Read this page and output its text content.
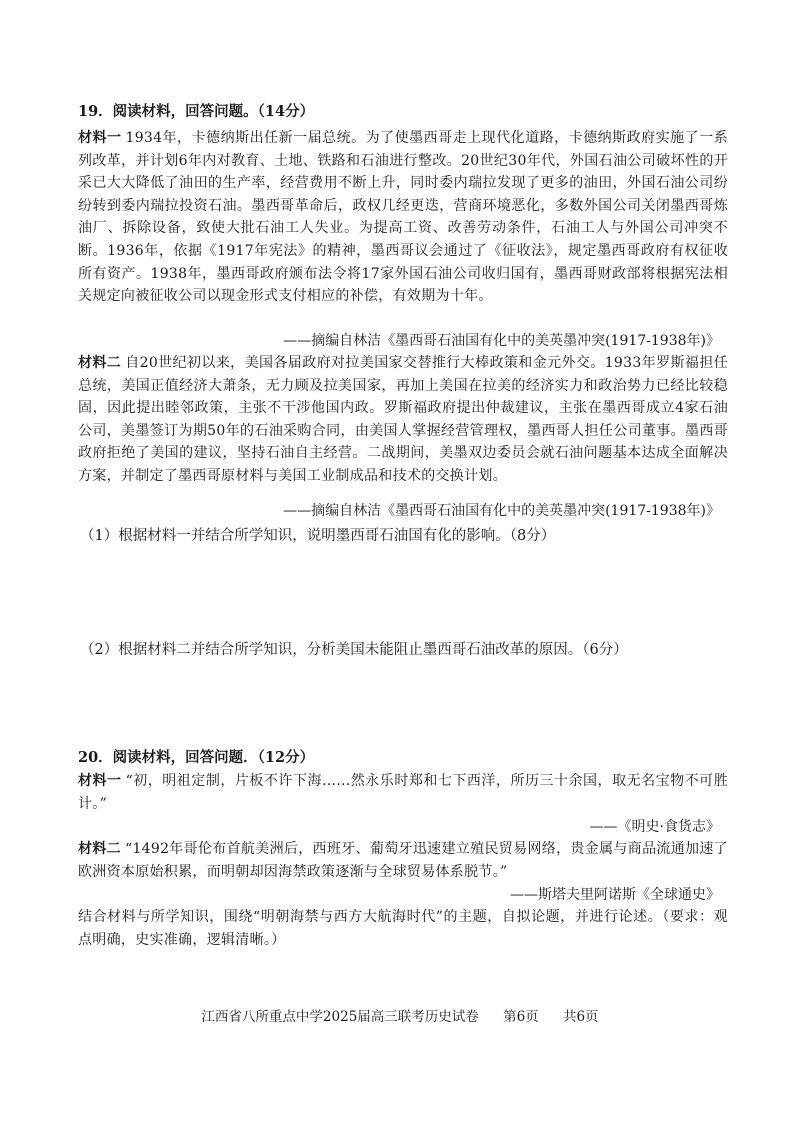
19．阅读材料，回答问题。（14分）
材料一 1934年，卡德纳斯出任新一届总统。为了使墨西哥走上现代化道路，卡德纳斯政府实施了一系列改革，并计划6年内对教育、土地、铁路和石油进行整改。20世纪30年代，外国石油公司破坏性的开采已大大降低了油田的生产率，经营费用不断上升，同时委内瑞拉发现了更多的油田，外国石油公司纷纷转到委内瑞拉投资石油。墨西哥革命后，政权几经更迭，营商环境恶化，多数外国公司关闭墨西哥炼油厂、拆除设备，致使大批石油工人失业。为提高工资、改善劳动条件，石油工人与外国公司冲突不断。1936年，依据《1917年宪法》的精神，墨西哥议会通过了《征收法》，规定墨西哥政府有权征收所有资产。1938年，墨西哥政府颁布法令将17家外国石油公司收归国有，墨西哥财政部将根据宪法相关规定向被征收公司以现金形式支付相应的补偿，有效期为十年。
——摘编自林洁《墨西哥石油国有化中的美英墨冲突(1917-1938年)》
材料二 自20世纪初以来，美国各届政府对拉美国家交替推行大棒政策和金元外交。1933年罗斯福担任总统，美国正值经济大萧条，无力顾及拉美国家，再加上美国在拉美的经济实力和政治势力已经比较稳固，因此提出睦邻政策，主张不干涉他国内政。罗斯福政府提出仲裁建议，主张在墨西哥成立4家石油公司，美墨签订为期50年的石油采购合同，由美国人掌握经营管理权，墨西哥人担任公司董事。墨西哥政府拒绝了美国的建议，坚持石油自主经营。二战期间，美墨双边委员会就石油问题基本达成全面解决方案，并制定了墨西哥原材料与美国工业制成品和技术的交换计划。
——摘编自林洁《墨西哥石油国有化中的美英墨冲突(1917-1938年)》
（1）根据材料一并结合所学知识，说明墨西哥石油国有化的影响。（8分）
（2）根据材料二并结合所学知识，分析美国未能阻止墨西哥石油改革的原因。（6分）
20．阅读材料，回答问题．（12分）
材料一 “初，明祖定制，片板不许下海……然永乐时郑和七下西洋，所历三十余国，取无名宝物不可胜计。”
——《明史·食货志》
材料二 “1492年哥伦布首航美洲后，西班牙、葡萄牙迅速建立殖民贸易网络，贵金属与商品流通加速了欧洲资本原始积累，而明朝却因海禁政策逐渐与全球贸易体系脱节。”
——斯塔夫里阿诺斯《全球通史》
结合材料与所学知识，围绕“明朝海禁与西方大航海时代”的主题，自拟论题，并进行论述。（要求：观点明确，史实准确，逻辑清晰。）
江西省八所重点中学2025届高三联考历史试卷 第6页 共6页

......

● **Exercise task**: Write out the whole listing exactly, and drop the pictures.

● **Exercise response**:
Read this page and output its text content.
19．阅读材料，回答问题。（14分）
材料一 1934年，卡德纳斯出任新一届总统。为了使墨西哥走上现代化道路，卡德纳斯政府实施了一系列改革，并计划6年内对教育、土地、铁路和石油进行整改。20世纪30年代，外国石油公司破坏性的开采已大大降低了油田的生产率，经营费用不断上升，同时委内瑞拉发现了更多的油田，外国石油公司纷纷转到委内瑞拉投资石油。墨西哥革命后，政权几经更迭，营商环境恶化，多数外国公司关闭墨西哥炼油厂、拆除设备，致使大批石油工人失业。为提高工资、改善劳动条件，石油工人与外国公司冲突不断。1936年，依据《1917年宪法》的精神，墨西哥议会通过了《征收法》，规定墨西哥政府有权征收所有资产。1938年，墨西哥政府颁布法令将17家外国石油公司收归国有，墨西哥财政部将根据宪法相关规定向被征收公司以现金形式支付相应的补偿，有效期为十年。
——摘编自林洁《墨西哥石油国有化中的美英墨冲突(1917-1938年)》
材料二 自20世纪初以来，美国各届政府对拉美国家交替推行大棒政策和金元外交。1933年罗斯福担任总统，美国正值经济大萧条，无力顾及拉美国家，再加上美国在拉美的经济实力和政治势力已经比较稳固，因此提出睦邻政策，主张不干涉他国内政。罗斯福政府提出仲裁建议，主张在墨西哥成立4家石油公司，美墨签订为期50年的石油采购合同，由美国人掌握经营管理权，墨西哥人担任公司董事。墨西哥政府拒绝了美国的建议，坚持石油自主经营。二战期间，美墨双边委员会就石油问题基本达成全面解决方案，并制定了墨西哥原材料与美国工业制成品和技术的交换计划。
——摘编自林洁《墨西哥石油国有化中的美英墨冲突(1917-1938年)》
（1）根据材料一并结合所学知识，说明墨西哥石油国有化的影响。（8分）
（2）根据材料二并结合所学知识，分析美国未能阻止墨西哥石油改革的原因。（6分）
20．阅读材料，回答问题．（12分）
材料一 “初，明祖定制，片板不许下海……然永乐时郑和七下西洋，所历三十余国，取无名宝物不可胜计。”
——《明史·食货志》
材料二 “1492年哥伦布首航美洲后，西班牙、葡萄牙迅速建立殖民贸易网络，贵金属与商品流通加速了欧洲资本原始积累，而明朝却因海禁政策逐渐与全球贸易体系脱节。”
——斯塔夫里阿诺斯《全球通史》
结合材料与所学知识，围绕“明朝海禁与西方大航海时代”的主题，自拟论题，并进行论述。（要求：观点明确，史实准确，逻辑清晰。）
江西省八所重点中学2025届高三联考历史试卷 第6页 共6页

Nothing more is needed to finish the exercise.